** START EXTRACTED INFORMATION **

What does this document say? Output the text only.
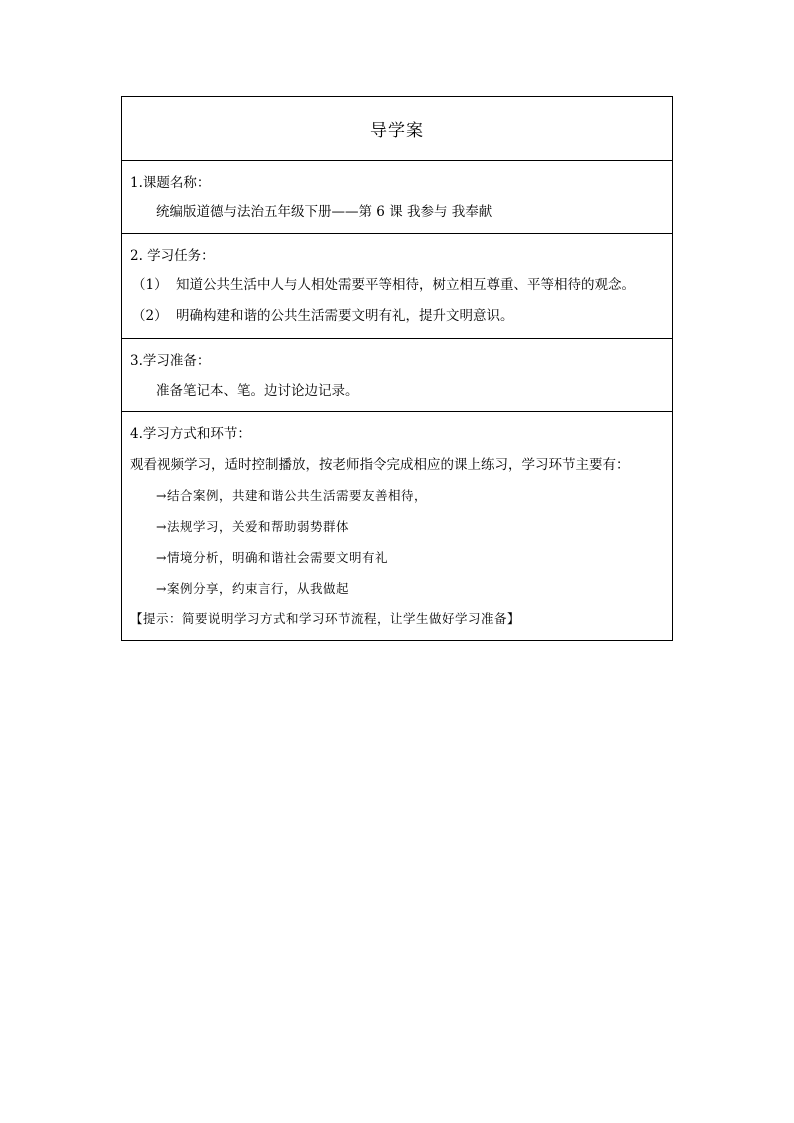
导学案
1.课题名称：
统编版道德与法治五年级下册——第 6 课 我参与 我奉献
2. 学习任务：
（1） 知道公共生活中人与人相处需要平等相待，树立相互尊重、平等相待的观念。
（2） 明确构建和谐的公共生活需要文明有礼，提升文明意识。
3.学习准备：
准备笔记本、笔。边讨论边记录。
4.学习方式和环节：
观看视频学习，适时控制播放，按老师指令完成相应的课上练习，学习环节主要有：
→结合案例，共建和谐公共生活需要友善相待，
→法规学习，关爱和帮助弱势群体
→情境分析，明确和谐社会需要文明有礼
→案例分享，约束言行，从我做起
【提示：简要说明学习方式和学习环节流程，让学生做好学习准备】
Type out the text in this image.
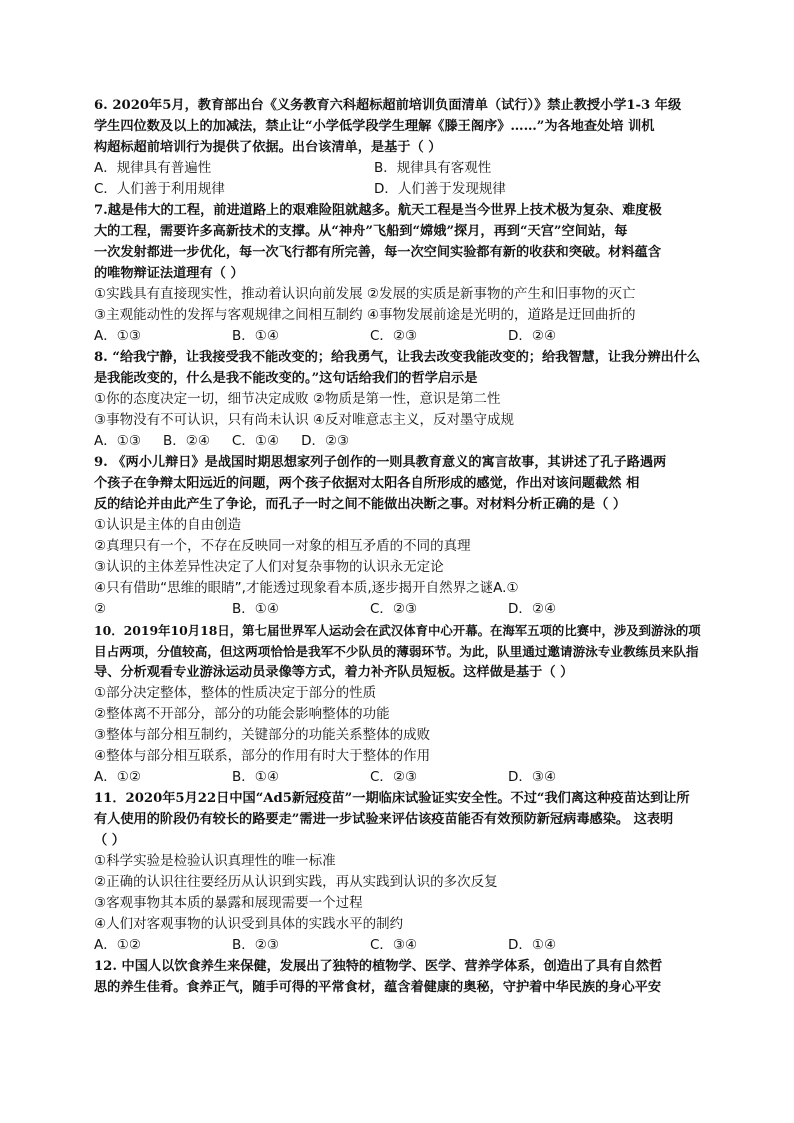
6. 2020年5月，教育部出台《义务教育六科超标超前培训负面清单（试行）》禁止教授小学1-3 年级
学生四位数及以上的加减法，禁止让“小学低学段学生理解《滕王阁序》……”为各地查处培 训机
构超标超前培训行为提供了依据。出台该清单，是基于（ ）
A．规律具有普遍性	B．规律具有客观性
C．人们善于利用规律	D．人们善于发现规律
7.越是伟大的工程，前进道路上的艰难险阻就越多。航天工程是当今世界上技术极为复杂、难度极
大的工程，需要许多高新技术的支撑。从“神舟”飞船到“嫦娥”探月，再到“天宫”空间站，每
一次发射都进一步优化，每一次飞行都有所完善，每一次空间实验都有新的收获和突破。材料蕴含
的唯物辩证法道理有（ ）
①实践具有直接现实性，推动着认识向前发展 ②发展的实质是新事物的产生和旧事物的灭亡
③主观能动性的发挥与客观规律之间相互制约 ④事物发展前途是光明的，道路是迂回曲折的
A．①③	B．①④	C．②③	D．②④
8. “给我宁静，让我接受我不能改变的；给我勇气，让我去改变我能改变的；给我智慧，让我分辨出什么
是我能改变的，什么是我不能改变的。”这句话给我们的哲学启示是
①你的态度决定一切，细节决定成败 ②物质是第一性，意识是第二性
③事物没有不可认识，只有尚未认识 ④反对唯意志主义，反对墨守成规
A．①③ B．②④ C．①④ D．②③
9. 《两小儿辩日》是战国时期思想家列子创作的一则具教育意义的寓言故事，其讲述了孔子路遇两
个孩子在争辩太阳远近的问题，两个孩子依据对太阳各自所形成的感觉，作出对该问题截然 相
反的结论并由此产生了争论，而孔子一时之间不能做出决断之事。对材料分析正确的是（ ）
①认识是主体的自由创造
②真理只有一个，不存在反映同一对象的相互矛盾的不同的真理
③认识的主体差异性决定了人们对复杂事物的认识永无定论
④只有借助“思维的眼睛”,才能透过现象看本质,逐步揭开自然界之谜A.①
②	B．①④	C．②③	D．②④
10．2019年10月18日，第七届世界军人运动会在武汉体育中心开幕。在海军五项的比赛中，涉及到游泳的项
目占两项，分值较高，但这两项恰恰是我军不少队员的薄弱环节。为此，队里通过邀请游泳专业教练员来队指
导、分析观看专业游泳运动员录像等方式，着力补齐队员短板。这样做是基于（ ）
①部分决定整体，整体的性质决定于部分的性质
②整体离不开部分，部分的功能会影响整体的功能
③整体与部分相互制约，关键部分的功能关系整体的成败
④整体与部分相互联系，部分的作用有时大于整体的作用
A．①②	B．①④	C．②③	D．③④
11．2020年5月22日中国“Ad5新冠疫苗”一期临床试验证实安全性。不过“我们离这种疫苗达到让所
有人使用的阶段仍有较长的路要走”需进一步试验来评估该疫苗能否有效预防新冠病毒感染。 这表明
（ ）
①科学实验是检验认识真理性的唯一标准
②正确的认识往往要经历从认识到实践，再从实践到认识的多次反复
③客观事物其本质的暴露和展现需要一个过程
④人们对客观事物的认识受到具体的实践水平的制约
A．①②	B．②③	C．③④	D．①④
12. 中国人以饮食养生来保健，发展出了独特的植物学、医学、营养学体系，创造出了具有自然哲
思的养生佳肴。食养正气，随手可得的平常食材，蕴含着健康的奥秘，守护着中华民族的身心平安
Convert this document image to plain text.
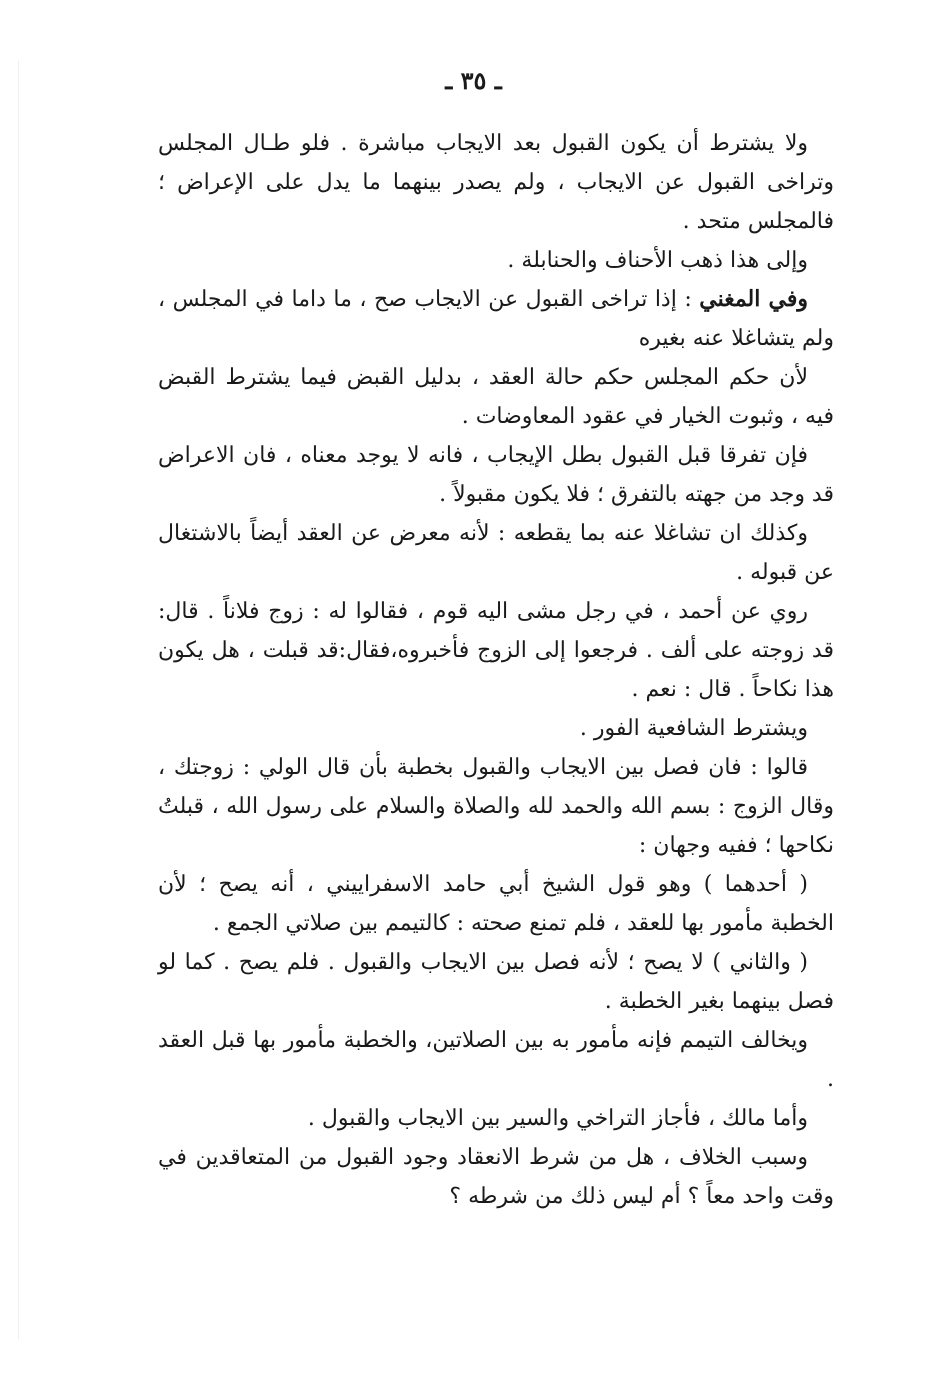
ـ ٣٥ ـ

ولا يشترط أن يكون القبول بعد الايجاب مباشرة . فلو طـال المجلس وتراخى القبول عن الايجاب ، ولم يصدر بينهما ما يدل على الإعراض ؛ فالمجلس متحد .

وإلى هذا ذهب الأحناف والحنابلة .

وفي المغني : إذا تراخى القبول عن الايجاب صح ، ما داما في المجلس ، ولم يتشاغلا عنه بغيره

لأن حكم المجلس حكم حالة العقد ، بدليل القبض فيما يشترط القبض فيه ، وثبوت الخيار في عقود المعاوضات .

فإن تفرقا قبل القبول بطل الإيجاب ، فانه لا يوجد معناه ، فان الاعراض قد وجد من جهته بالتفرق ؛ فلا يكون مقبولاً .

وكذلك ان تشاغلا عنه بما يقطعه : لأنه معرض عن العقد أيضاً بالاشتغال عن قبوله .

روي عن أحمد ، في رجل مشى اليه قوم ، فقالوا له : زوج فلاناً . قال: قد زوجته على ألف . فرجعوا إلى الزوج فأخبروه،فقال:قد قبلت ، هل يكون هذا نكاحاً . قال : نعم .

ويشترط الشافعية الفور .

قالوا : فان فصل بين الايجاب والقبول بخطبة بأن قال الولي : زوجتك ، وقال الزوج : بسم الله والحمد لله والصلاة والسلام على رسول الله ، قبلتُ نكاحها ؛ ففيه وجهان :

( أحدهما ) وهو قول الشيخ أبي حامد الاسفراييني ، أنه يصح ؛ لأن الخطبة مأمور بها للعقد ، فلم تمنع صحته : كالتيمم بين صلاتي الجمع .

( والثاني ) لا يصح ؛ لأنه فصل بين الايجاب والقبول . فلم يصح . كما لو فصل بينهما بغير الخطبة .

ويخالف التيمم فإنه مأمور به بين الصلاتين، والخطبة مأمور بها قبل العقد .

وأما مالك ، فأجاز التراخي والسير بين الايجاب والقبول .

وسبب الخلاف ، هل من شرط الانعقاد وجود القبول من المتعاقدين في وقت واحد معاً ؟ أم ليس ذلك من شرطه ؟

** END EXTRACTED INFORMATION **

● PROMPT
Return the listing above unchanged, apart from dropping its pictures.

● TASK OUTPUT
What does this document say? Output the text only.
导学案
1.课题名称：
统编版道德与法治五年级下册——第 6 课 我参与 我奉献
2. 学习任务：
（1） 知道公共生活中人与人相处需要平等相待，树立相互尊重、平等相待的观念。
（2） 明确构建和谐的公共生活需要文明有礼，提升文明意识。
3.学习准备：
准备笔记本、笔。边讨论边记录。
4.学习方式和环节：
观看视频学习，适时控制播放，按老师指令完成相应的课上练习，学习环节主要有：
→结合案例，共建和谐公共生活需要友善相待，
→法规学习，关爱和帮助弱势群体
→情境分析，明确和谐社会需要文明有礼
→案例分享，约束言行，从我做起
【提示：简要说明学习方式和学习环节流程，让学生做好学习准备】
Type out the text in this image.
6. 2020年5月，教育部出台《义务教育六科超标超前培训负面清单（试行）》禁止教授小学1-3 年级
学生四位数及以上的加减法，禁止让“小学低学段学生理解《滕王阁序》……”为各地查处培 训机
构超标超前培训行为提供了依据。出台该清单，是基于（ ）
A．规律具有普遍性	B．规律具有客观性
C．人们善于利用规律	D．人们善于发现规律
7.越是伟大的工程，前进道路上的艰难险阻就越多。航天工程是当今世界上技术极为复杂、难度极
大的工程，需要许多高新技术的支撑。从“神舟”飞船到“嫦娥”探月，再到“天宫”空间站，每
一次发射都进一步优化，每一次飞行都有所完善，每一次空间实验都有新的收获和突破。材料蕴含
的唯物辩证法道理有（ ）
①实践具有直接现实性，推动着认识向前发展 ②发展的实质是新事物的产生和旧事物的灭亡
③主观能动性的发挥与客观规律之间相互制约 ④事物发展前途是光明的，道路是迂回曲折的
A．①③	B．①④	C．②③	D．②④
8. “给我宁静，让我接受我不能改变的；给我勇气，让我去改变我能改变的；给我智慧，让我分辨出什么
是我能改变的，什么是我不能改变的。”这句话给我们的哲学启示是
①你的态度决定一切，细节决定成败 ②物质是第一性，意识是第二性
③事物没有不可认识，只有尚未认识 ④反对唯意志主义，反对墨守成规
A．①③ B．②④ C．①④ D．②③
9. 《两小儿辩日》是战国时期思想家列子创作的一则具教育意义的寓言故事，其讲述了孔子路遇两
个孩子在争辩太阳远近的问题，两个孩子依据对太阳各自所形成的感觉，作出对该问题截然 相
反的结论并由此产生了争论，而孔子一时之间不能做出决断之事。对材料分析正确的是（ ）
①认识是主体的自由创造
②真理只有一个，不存在反映同一对象的相互矛盾的不同的真理
③认识的主体差异性决定了人们对复杂事物的认识永无定论
④只有借助“思维的眼睛”,才能透过现象看本质,逐步揭开自然界之谜A.①
②	B．①④	C．②③	D．②④
10．2019年10月18日，第七届世界军人运动会在武汉体育中心开幕。在海军五项的比赛中，涉及到游泳的项
目占两项，分值较高，但这两项恰恰是我军不少队员的薄弱环节。为此，队里通过邀请游泳专业教练员来队指
导、分析观看专业游泳运动员录像等方式，着力补齐队员短板。这样做是基于（ ）
①部分决定整体，整体的性质决定于部分的性质
②整体离不开部分，部分的功能会影响整体的功能
③整体与部分相互制约，关键部分的功能关系整体的成败
④整体与部分相互联系，部分的作用有时大于整体的作用
A．①②	B．①④	C．②③	D．③④
11．2020年5月22日中国“Ad5新冠疫苗”一期临床试验证实安全性。不过“我们离这种疫苗达到让所
有人使用的阶段仍有较长的路要走”需进一步试验来评估该疫苗能否有效预防新冠病毒感染。 这表明
（ ）
①科学实验是检验认识真理性的唯一标准
②正确的认识往往要经历从认识到实践，再从实践到认识的多次反复
③客观事物其本质的暴露和展现需要一个过程
④人们对客观事物的认识受到具体的实践水平的制约
A．①②	B．②③	C．③④	D．①④
12. 中国人以饮食养生来保健，发展出了独特的植物学、医学、营养学体系，创造出了具有自然哲
思的养生佳肴。食养正气，随手可得的平常食材，蕴含着健康的奥秘，守护着中华民族的身心平安
Convert this document image to plain text.
ـ ٣٥ ـ

ولا يشترط أن يكون القبول بعد الايجاب مباشرة . فلو طـال المجلس وتراخى القبول عن الايجاب ، ولم يصدر بينهما ما يدل على الإعراض ؛ فالمجلس متحد .

وإلى هذا ذهب الأحناف والحنابلة .

وفي المغني : إذا تراخى القبول عن الايجاب صح ، ما داما في المجلس ، ولم يتشاغلا عنه بغيره

لأن حكم المجلس حكم حالة العقد ، بدليل القبض فيما يشترط القبض فيه ، وثبوت الخيار في عقود المعاوضات .

فإن تفرقا قبل القبول بطل الإيجاب ، فانه لا يوجد معناه ، فان الاعراض قد وجد من جهته بالتفرق ؛ فلا يكون مقبولاً .

وكذلك ان تشاغلا عنه بما يقطعه : لأنه معرض عن العقد أيضاً بالاشتغال عن قبوله .

روي عن أحمد ، في رجل مشى اليه قوم ، فقالوا له : زوج فلاناً . قال: قد زوجته على ألف . فرجعوا إلى الزوج فأخبروه،فقال:قد قبلت ، هل يكون هذا نكاحاً . قال : نعم .

ويشترط الشافعية الفور .

قالوا : فان فصل بين الايجاب والقبول بخطبة بأن قال الولي : زوجتك ، وقال الزوج : بسم الله والحمد لله والصلاة والسلام على رسول الله ، قبلتُ نكاحها ؛ ففيه وجهان :

( أحدهما ) وهو قول الشيخ أبي حامد الاسفراييني ، أنه يصح ؛ لأن الخطبة مأمور بها للعقد ، فلم تمنع صحته : كالتيمم بين صلاتي الجمع .

( والثاني ) لا يصح ؛ لأنه فصل بين الايجاب والقبول . فلم يصح . كما لو فصل بينهما بغير الخطبة .

ويخالف التيمم فإنه مأمور به بين الصلاتين، والخطبة مأمور بها قبل العقد .

وأما مالك ، فأجاز التراخي والسير بين الايجاب والقبول .

وسبب الخلاف ، هل من شرط الانعقاد وجود القبول من المتعاقدين في وقت واحد معاً ؟ أم ليس ذلك من شرطه ؟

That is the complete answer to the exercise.